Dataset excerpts
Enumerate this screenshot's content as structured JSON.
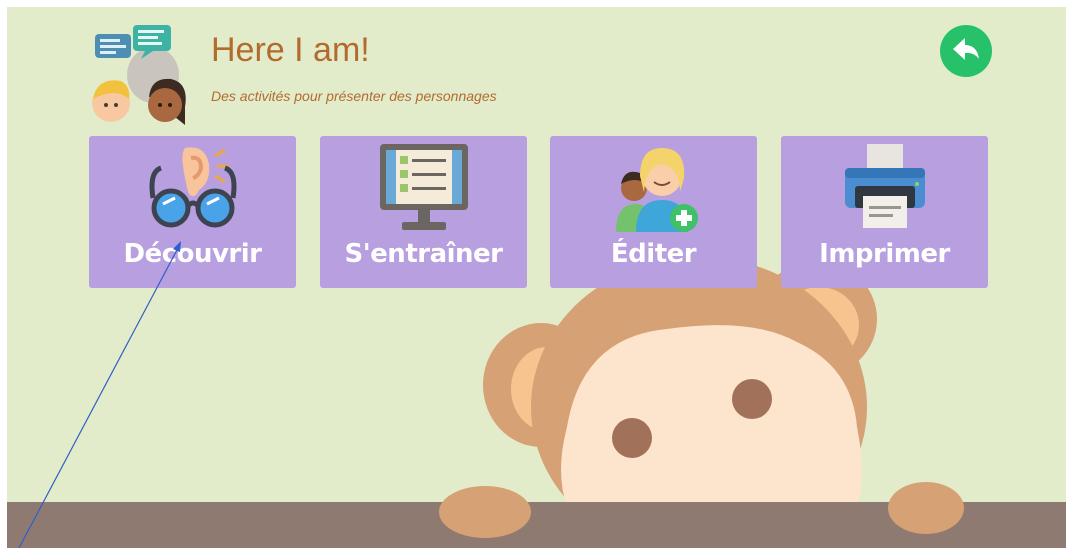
{
  "header": {
    "title": "Here I am!",
    "subtitle": "Des activités pour présenter des personnages",
    "logo_icon": "speech-bubbles-characters-icon",
    "back_icon": "back-arrow-icon"
  },
  "tiles": [
    {
      "label": "Découvrir",
      "icon": "ear-glasses-icon"
    },
    {
      "label": "S'entraîner",
      "icon": "checklist-screen-icon"
    },
    {
      "label": "Éditer",
      "icon": "add-user-icon"
    },
    {
      "label": "Imprimer",
      "icon": "printer-icon"
    }
  ],
  "colors": {
    "background": "#e2eccb",
    "tile": "#b79fe0",
    "title": "#b36b2d",
    "back_button": "#27c16a",
    "ground": "#8f7a72",
    "monkey_fur": "#d6a174",
    "monkey_face": "#fde4cd"
  }
}
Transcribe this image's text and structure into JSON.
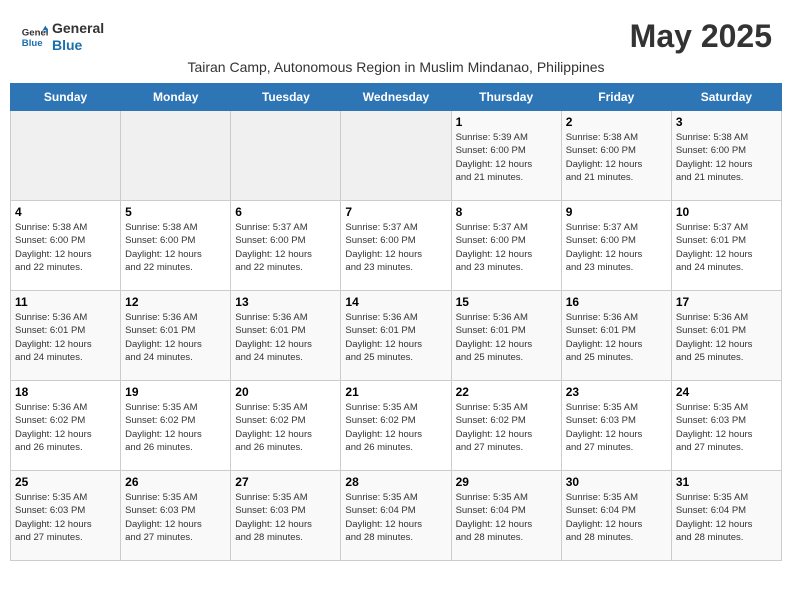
{
  "header": {
    "logo_line1": "General",
    "logo_line2": "Blue",
    "month_title": "May 2025",
    "subtitle": "Tairan Camp, Autonomous Region in Muslim Mindanao, Philippines"
  },
  "weekdays": [
    "Sunday",
    "Monday",
    "Tuesday",
    "Wednesday",
    "Thursday",
    "Friday",
    "Saturday"
  ],
  "weeks": [
    [
      {
        "day": "",
        "info": ""
      },
      {
        "day": "",
        "info": ""
      },
      {
        "day": "",
        "info": ""
      },
      {
        "day": "",
        "info": ""
      },
      {
        "day": "1",
        "info": "Sunrise: 5:39 AM\nSunset: 6:00 PM\nDaylight: 12 hours\nand 21 minutes."
      },
      {
        "day": "2",
        "info": "Sunrise: 5:38 AM\nSunset: 6:00 PM\nDaylight: 12 hours\nand 21 minutes."
      },
      {
        "day": "3",
        "info": "Sunrise: 5:38 AM\nSunset: 6:00 PM\nDaylight: 12 hours\nand 21 minutes."
      }
    ],
    [
      {
        "day": "4",
        "info": "Sunrise: 5:38 AM\nSunset: 6:00 PM\nDaylight: 12 hours\nand 22 minutes."
      },
      {
        "day": "5",
        "info": "Sunrise: 5:38 AM\nSunset: 6:00 PM\nDaylight: 12 hours\nand 22 minutes."
      },
      {
        "day": "6",
        "info": "Sunrise: 5:37 AM\nSunset: 6:00 PM\nDaylight: 12 hours\nand 22 minutes."
      },
      {
        "day": "7",
        "info": "Sunrise: 5:37 AM\nSunset: 6:00 PM\nDaylight: 12 hours\nand 23 minutes."
      },
      {
        "day": "8",
        "info": "Sunrise: 5:37 AM\nSunset: 6:00 PM\nDaylight: 12 hours\nand 23 minutes."
      },
      {
        "day": "9",
        "info": "Sunrise: 5:37 AM\nSunset: 6:00 PM\nDaylight: 12 hours\nand 23 minutes."
      },
      {
        "day": "10",
        "info": "Sunrise: 5:37 AM\nSunset: 6:01 PM\nDaylight: 12 hours\nand 24 minutes."
      }
    ],
    [
      {
        "day": "11",
        "info": "Sunrise: 5:36 AM\nSunset: 6:01 PM\nDaylight: 12 hours\nand 24 minutes."
      },
      {
        "day": "12",
        "info": "Sunrise: 5:36 AM\nSunset: 6:01 PM\nDaylight: 12 hours\nand 24 minutes."
      },
      {
        "day": "13",
        "info": "Sunrise: 5:36 AM\nSunset: 6:01 PM\nDaylight: 12 hours\nand 24 minutes."
      },
      {
        "day": "14",
        "info": "Sunrise: 5:36 AM\nSunset: 6:01 PM\nDaylight: 12 hours\nand 25 minutes."
      },
      {
        "day": "15",
        "info": "Sunrise: 5:36 AM\nSunset: 6:01 PM\nDaylight: 12 hours\nand 25 minutes."
      },
      {
        "day": "16",
        "info": "Sunrise: 5:36 AM\nSunset: 6:01 PM\nDaylight: 12 hours\nand 25 minutes."
      },
      {
        "day": "17",
        "info": "Sunrise: 5:36 AM\nSunset: 6:01 PM\nDaylight: 12 hours\nand 25 minutes."
      }
    ],
    [
      {
        "day": "18",
        "info": "Sunrise: 5:36 AM\nSunset: 6:02 PM\nDaylight: 12 hours\nand 26 minutes."
      },
      {
        "day": "19",
        "info": "Sunrise: 5:35 AM\nSunset: 6:02 PM\nDaylight: 12 hours\nand 26 minutes."
      },
      {
        "day": "20",
        "info": "Sunrise: 5:35 AM\nSunset: 6:02 PM\nDaylight: 12 hours\nand 26 minutes."
      },
      {
        "day": "21",
        "info": "Sunrise: 5:35 AM\nSunset: 6:02 PM\nDaylight: 12 hours\nand 26 minutes."
      },
      {
        "day": "22",
        "info": "Sunrise: 5:35 AM\nSunset: 6:02 PM\nDaylight: 12 hours\nand 27 minutes."
      },
      {
        "day": "23",
        "info": "Sunrise: 5:35 AM\nSunset: 6:03 PM\nDaylight: 12 hours\nand 27 minutes."
      },
      {
        "day": "24",
        "info": "Sunrise: 5:35 AM\nSunset: 6:03 PM\nDaylight: 12 hours\nand 27 minutes."
      }
    ],
    [
      {
        "day": "25",
        "info": "Sunrise: 5:35 AM\nSunset: 6:03 PM\nDaylight: 12 hours\nand 27 minutes."
      },
      {
        "day": "26",
        "info": "Sunrise: 5:35 AM\nSunset: 6:03 PM\nDaylight: 12 hours\nand 27 minutes."
      },
      {
        "day": "27",
        "info": "Sunrise: 5:35 AM\nSunset: 6:03 PM\nDaylight: 12 hours\nand 28 minutes."
      },
      {
        "day": "28",
        "info": "Sunrise: 5:35 AM\nSunset: 6:04 PM\nDaylight: 12 hours\nand 28 minutes."
      },
      {
        "day": "29",
        "info": "Sunrise: 5:35 AM\nSunset: 6:04 PM\nDaylight: 12 hours\nand 28 minutes."
      },
      {
        "day": "30",
        "info": "Sunrise: 5:35 AM\nSunset: 6:04 PM\nDaylight: 12 hours\nand 28 minutes."
      },
      {
        "day": "31",
        "info": "Sunrise: 5:35 AM\nSunset: 6:04 PM\nDaylight: 12 hours\nand 28 minutes."
      }
    ]
  ]
}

**Stated goal**
Copy out the listing exactly as it stands, but not the pictures.

**Task response**
Enumerate this screenshot's content as structured JSON.
{
  "header": {
    "title": "Here I am!",
    "subtitle": "Des activités pour présenter des personnages",
    "logo_icon": "speech-bubbles-characters-icon",
    "back_icon": "back-arrow-icon"
  },
  "tiles": [
    {
      "label": "Découvrir",
      "icon": "ear-glasses-icon"
    },
    {
      "label": "S'entraîner",
      "icon": "checklist-screen-icon"
    },
    {
      "label": "Éditer",
      "icon": "add-user-icon"
    },
    {
      "label": "Imprimer",
      "icon": "printer-icon"
    }
  ],
  "colors": {
    "background": "#e2eccb",
    "tile": "#b79fe0",
    "title": "#b36b2d",
    "back_button": "#27c16a",
    "ground": "#8f7a72",
    "monkey_fur": "#d6a174",
    "monkey_face": "#fde4cd"
  }
}
Transcribe this image's text and structure into JSON.
{
  "header": {
    "logo_line1": "General",
    "logo_line2": "Blue",
    "month_title": "May 2025",
    "subtitle": "Tairan Camp, Autonomous Region in Muslim Mindanao, Philippines"
  },
  "weekdays": [
    "Sunday",
    "Monday",
    "Tuesday",
    "Wednesday",
    "Thursday",
    "Friday",
    "Saturday"
  ],
  "weeks": [
    [
      {
        "day": "",
        "info": ""
      },
      {
        "day": "",
        "info": ""
      },
      {
        "day": "",
        "info": ""
      },
      {
        "day": "",
        "info": ""
      },
      {
        "day": "1",
        "info": "Sunrise: 5:39 AM\nSunset: 6:00 PM\nDaylight: 12 hours\nand 21 minutes."
      },
      {
        "day": "2",
        "info": "Sunrise: 5:38 AM\nSunset: 6:00 PM\nDaylight: 12 hours\nand 21 minutes."
      },
      {
        "day": "3",
        "info": "Sunrise: 5:38 AM\nSunset: 6:00 PM\nDaylight: 12 hours\nand 21 minutes."
      }
    ],
    [
      {
        "day": "4",
        "info": "Sunrise: 5:38 AM\nSunset: 6:00 PM\nDaylight: 12 hours\nand 22 minutes."
      },
      {
        "day": "5",
        "info": "Sunrise: 5:38 AM\nSunset: 6:00 PM\nDaylight: 12 hours\nand 22 minutes."
      },
      {
        "day": "6",
        "info": "Sunrise: 5:37 AM\nSunset: 6:00 PM\nDaylight: 12 hours\nand 22 minutes."
      },
      {
        "day": "7",
        "info": "Sunrise: 5:37 AM\nSunset: 6:00 PM\nDaylight: 12 hours\nand 23 minutes."
      },
      {
        "day": "8",
        "info": "Sunrise: 5:37 AM\nSunset: 6:00 PM\nDaylight: 12 hours\nand 23 minutes."
      },
      {
        "day": "9",
        "info": "Sunrise: 5:37 AM\nSunset: 6:00 PM\nDaylight: 12 hours\nand 23 minutes."
      },
      {
        "day": "10",
        "info": "Sunrise: 5:37 AM\nSunset: 6:01 PM\nDaylight: 12 hours\nand 24 minutes."
      }
    ],
    [
      {
        "day": "11",
        "info": "Sunrise: 5:36 AM\nSunset: 6:01 PM\nDaylight: 12 hours\nand 24 minutes."
      },
      {
        "day": "12",
        "info": "Sunrise: 5:36 AM\nSunset: 6:01 PM\nDaylight: 12 hours\nand 24 minutes."
      },
      {
        "day": "13",
        "info": "Sunrise: 5:36 AM\nSunset: 6:01 PM\nDaylight: 12 hours\nand 24 minutes."
      },
      {
        "day": "14",
        "info": "Sunrise: 5:36 AM\nSunset: 6:01 PM\nDaylight: 12 hours\nand 25 minutes."
      },
      {
        "day": "15",
        "info": "Sunrise: 5:36 AM\nSunset: 6:01 PM\nDaylight: 12 hours\nand 25 minutes."
      },
      {
        "day": "16",
        "info": "Sunrise: 5:36 AM\nSunset: 6:01 PM\nDaylight: 12 hours\nand 25 minutes."
      },
      {
        "day": "17",
        "info": "Sunrise: 5:36 AM\nSunset: 6:01 PM\nDaylight: 12 hours\nand 25 minutes."
      }
    ],
    [
      {
        "day": "18",
        "info": "Sunrise: 5:36 AM\nSunset: 6:02 PM\nDaylight: 12 hours\nand 26 minutes."
      },
      {
        "day": "19",
        "info": "Sunrise: 5:35 AM\nSunset: 6:02 PM\nDaylight: 12 hours\nand 26 minutes."
      },
      {
        "day": "20",
        "info": "Sunrise: 5:35 AM\nSunset: 6:02 PM\nDaylight: 12 hours\nand 26 minutes."
      },
      {
        "day": "21",
        "info": "Sunrise: 5:35 AM\nSunset: 6:02 PM\nDaylight: 12 hours\nand 26 minutes."
      },
      {
        "day": "22",
        "info": "Sunrise: 5:35 AM\nSunset: 6:02 PM\nDaylight: 12 hours\nand 27 minutes."
      },
      {
        "day": "23",
        "info": "Sunrise: 5:35 AM\nSunset: 6:03 PM\nDaylight: 12 hours\nand 27 minutes."
      },
      {
        "day": "24",
        "info": "Sunrise: 5:35 AM\nSunset: 6:03 PM\nDaylight: 12 hours\nand 27 minutes."
      }
    ],
    [
      {
        "day": "25",
        "info": "Sunrise: 5:35 AM\nSunset: 6:03 PM\nDaylight: 12 hours\nand 27 minutes."
      },
      {
        "day": "26",
        "info": "Sunrise: 5:35 AM\nSunset: 6:03 PM\nDaylight: 12 hours\nand 27 minutes."
      },
      {
        "day": "27",
        "info": "Sunrise: 5:35 AM\nSunset: 6:03 PM\nDaylight: 12 hours\nand 28 minutes."
      },
      {
        "day": "28",
        "info": "Sunrise: 5:35 AM\nSunset: 6:04 PM\nDaylight: 12 hours\nand 28 minutes."
      },
      {
        "day": "29",
        "info": "Sunrise: 5:35 AM\nSunset: 6:04 PM\nDaylight: 12 hours\nand 28 minutes."
      },
      {
        "day": "30",
        "info": "Sunrise: 5:35 AM\nSunset: 6:04 PM\nDaylight: 12 hours\nand 28 minutes."
      },
      {
        "day": "31",
        "info": "Sunrise: 5:35 AM\nSunset: 6:04 PM\nDaylight: 12 hours\nand 28 minutes."
      }
    ]
  ]
}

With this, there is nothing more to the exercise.